**Direction:**
Extract each line of the data below exactly as written.

Collected data:
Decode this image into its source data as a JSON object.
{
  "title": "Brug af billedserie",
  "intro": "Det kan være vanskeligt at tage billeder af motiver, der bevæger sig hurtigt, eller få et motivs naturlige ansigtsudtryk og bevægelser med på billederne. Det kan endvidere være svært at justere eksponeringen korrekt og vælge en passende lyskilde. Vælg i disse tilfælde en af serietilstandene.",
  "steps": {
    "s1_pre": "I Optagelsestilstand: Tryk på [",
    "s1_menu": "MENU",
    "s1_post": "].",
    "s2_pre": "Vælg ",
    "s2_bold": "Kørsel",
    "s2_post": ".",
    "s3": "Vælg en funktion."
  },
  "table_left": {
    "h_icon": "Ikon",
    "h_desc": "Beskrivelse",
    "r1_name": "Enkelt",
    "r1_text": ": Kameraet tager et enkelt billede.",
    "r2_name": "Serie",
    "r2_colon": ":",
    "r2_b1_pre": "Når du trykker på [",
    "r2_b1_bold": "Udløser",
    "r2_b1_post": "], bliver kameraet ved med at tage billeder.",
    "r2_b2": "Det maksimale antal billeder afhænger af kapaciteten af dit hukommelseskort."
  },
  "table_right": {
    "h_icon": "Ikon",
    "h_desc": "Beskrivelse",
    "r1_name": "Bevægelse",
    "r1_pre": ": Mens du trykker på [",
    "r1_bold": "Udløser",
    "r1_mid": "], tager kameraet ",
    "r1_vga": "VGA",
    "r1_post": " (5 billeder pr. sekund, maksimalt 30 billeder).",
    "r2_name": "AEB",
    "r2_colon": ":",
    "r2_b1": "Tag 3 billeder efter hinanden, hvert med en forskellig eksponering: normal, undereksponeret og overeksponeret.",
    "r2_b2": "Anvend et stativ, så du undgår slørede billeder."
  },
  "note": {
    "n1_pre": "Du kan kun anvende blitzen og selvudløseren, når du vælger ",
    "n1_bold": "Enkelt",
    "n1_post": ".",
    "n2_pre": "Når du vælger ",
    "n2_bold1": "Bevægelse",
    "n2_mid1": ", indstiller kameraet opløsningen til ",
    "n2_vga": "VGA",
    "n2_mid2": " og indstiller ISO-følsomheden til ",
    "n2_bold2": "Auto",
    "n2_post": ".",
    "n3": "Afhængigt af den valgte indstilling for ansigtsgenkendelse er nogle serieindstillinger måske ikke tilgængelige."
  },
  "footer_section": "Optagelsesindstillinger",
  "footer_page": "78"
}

**Solution to this problem:**
Decode this image into its source data as a JSON object.
{
  "title": "Brug af billedserie",
  "intro": "Det kan være vanskeligt at tage billeder af motiver, der bevæger sig hurtigt, eller få et motivs naturlige ansigtsudtryk og bevægelser med på billederne. Det kan endvidere være svært at justere eksponeringen korrekt og vælge en passende lyskilde. Vælg i disse tilfælde en af serietilstandene.",
  "steps": {
    "s1_pre": "I Optagelsestilstand: Tryk på [",
    "s1_menu": "MENU",
    "s1_post": "].",
    "s2_pre": "Vælg ",
    "s2_bold": "Kørsel",
    "s2_post": ".",
    "s3": "Vælg en funktion."
  },
  "table_left": {
    "h_icon": "Ikon",
    "h_desc": "Beskrivelse",
    "r1_name": "Enkelt",
    "r1_text": ": Kameraet tager et enkelt billede.",
    "r2_name": "Serie",
    "r2_colon": ":",
    "r2_b1_pre": "Når du trykker på [",
    "r2_b1_bold": "Udløser",
    "r2_b1_post": "], bliver kameraet ved med at tage billeder.",
    "r2_b2": "Det maksimale antal billeder afhænger af kapaciteten af dit hukommelseskort."
  },
  "table_right": {
    "h_icon": "Ikon",
    "h_desc": "Beskrivelse",
    "r1_name": "Bevægelse",
    "r1_pre": ": Mens du trykker på [",
    "r1_bold": "Udløser",
    "r1_mid": "], tager kameraet ",
    "r1_vga": "VGA",
    "r1_post": " (5 billeder pr. sekund, maksimalt 30 billeder).",
    "r2_name": "AEB",
    "r2_colon": ":",
    "r2_b1": "Tag 3 billeder efter hinanden, hvert med en forskellig eksponering: normal, undereksponeret og overeksponeret.",
    "r2_b2": "Anvend et stativ, så du undgår slørede billeder."
  },
  "note": {
    "n1_pre": "Du kan kun anvende blitzen og selvudløseren, når du vælger ",
    "n1_bold": "Enkelt",
    "n1_post": ".",
    "n2_pre": "Når du vælger ",
    "n2_bold1": "Bevægelse",
    "n2_mid1": ", indstiller kameraet opløsningen til ",
    "n2_vga": "VGA",
    "n2_mid2": " og indstiller ISO-følsomheden til ",
    "n2_bold2": "Auto",
    "n2_post": ".",
    "n3": "Afhængigt af den valgte indstilling for ansigtsgenkendelse er nogle serieindstillinger måske ikke tilgængelige."
  },
  "footer_section": "Optagelsesindstillinger",
  "footer_page": "78"
}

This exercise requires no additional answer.